Exercise instructions: Print every line of the listing exactly, please.
◇ ◇ ◇ ◇ ◇ ◇ ◇
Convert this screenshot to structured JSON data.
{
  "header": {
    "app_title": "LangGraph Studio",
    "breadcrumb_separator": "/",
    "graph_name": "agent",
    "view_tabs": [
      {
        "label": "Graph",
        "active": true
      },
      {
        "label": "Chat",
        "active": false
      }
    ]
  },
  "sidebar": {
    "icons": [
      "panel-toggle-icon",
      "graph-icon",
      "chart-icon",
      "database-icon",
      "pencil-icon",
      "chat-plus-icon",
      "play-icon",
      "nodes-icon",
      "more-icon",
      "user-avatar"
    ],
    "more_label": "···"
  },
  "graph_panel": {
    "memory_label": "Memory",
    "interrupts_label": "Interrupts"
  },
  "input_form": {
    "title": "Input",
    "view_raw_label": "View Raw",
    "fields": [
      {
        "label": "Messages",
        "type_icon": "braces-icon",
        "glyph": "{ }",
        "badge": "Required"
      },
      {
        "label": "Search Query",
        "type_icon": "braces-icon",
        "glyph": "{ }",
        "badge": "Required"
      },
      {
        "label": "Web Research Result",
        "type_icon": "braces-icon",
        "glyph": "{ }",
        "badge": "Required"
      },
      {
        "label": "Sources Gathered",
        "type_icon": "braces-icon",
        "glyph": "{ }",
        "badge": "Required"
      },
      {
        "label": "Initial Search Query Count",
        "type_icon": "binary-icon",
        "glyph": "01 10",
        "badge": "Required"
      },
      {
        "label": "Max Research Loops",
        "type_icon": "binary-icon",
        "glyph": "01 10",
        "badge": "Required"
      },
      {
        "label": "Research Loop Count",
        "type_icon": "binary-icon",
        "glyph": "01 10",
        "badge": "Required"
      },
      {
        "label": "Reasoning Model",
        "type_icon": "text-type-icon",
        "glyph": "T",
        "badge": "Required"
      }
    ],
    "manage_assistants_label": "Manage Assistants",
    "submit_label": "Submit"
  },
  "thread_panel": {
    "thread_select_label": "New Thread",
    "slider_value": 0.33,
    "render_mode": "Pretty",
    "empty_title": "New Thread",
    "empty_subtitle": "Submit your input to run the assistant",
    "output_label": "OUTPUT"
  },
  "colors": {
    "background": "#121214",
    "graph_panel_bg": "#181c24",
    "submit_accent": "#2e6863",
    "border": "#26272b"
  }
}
◇ ◇ ◇ ◇ ◇ ◇ ◇
Full solution:
Convert this screenshot to structured JSON data.
{
  "header": {
    "app_title": "LangGraph Studio",
    "breadcrumb_separator": "/",
    "graph_name": "agent",
    "view_tabs": [
      {
        "label": "Graph",
        "active": true
      },
      {
        "label": "Chat",
        "active": false
      }
    ]
  },
  "sidebar": {
    "icons": [
      "panel-toggle-icon",
      "graph-icon",
      "chart-icon",
      "database-icon",
      "pencil-icon",
      "chat-plus-icon",
      "play-icon",
      "nodes-icon",
      "more-icon",
      "user-avatar"
    ],
    "more_label": "···"
  },
  "graph_panel": {
    "memory_label": "Memory",
    "interrupts_label": "Interrupts"
  },
  "input_form": {
    "title": "Input",
    "view_raw_label": "View Raw",
    "fields": [
      {
        "label": "Messages",
        "type_icon": "braces-icon",
        "glyph": "{ }",
        "badge": "Required"
      },
      {
        "label": "Search Query",
        "type_icon": "braces-icon",
        "glyph": "{ }",
        "badge": "Required"
      },
      {
        "label": "Web Research Result",
        "type_icon": "braces-icon",
        "glyph": "{ }",
        "badge": "Required"
      },
      {
        "label": "Sources Gathered",
        "type_icon": "braces-icon",
        "glyph": "{ }",
        "badge": "Required"
      },
      {
        "label": "Initial Search Query Count",
        "type_icon": "binary-icon",
        "glyph": "01 10",
        "badge": "Required"
      },
      {
        "label": "Max Research Loops",
        "type_icon": "binary-icon",
        "glyph": "01 10",
        "badge": "Required"
      },
      {
        "label": "Research Loop Count",
        "type_icon": "binary-icon",
        "glyph": "01 10",
        "badge": "Required"
      },
      {
        "label": "Reasoning Model",
        "type_icon": "text-type-icon",
        "glyph": "T",
        "badge": "Required"
      }
    ],
    "manage_assistants_label": "Manage Assistants",
    "submit_label": "Submit"
  },
  "thread_panel": {
    "thread_select_label": "New Thread",
    "slider_value": 0.33,
    "render_mode": "Pretty",
    "empty_title": "New Thread",
    "empty_subtitle": "Submit your input to run the assistant",
    "output_label": "OUTPUT"
  },
  "colors": {
    "background": "#121214",
    "graph_panel_bg": "#181c24",
    "submit_accent": "#2e6863",
    "border": "#26272b"
  }
}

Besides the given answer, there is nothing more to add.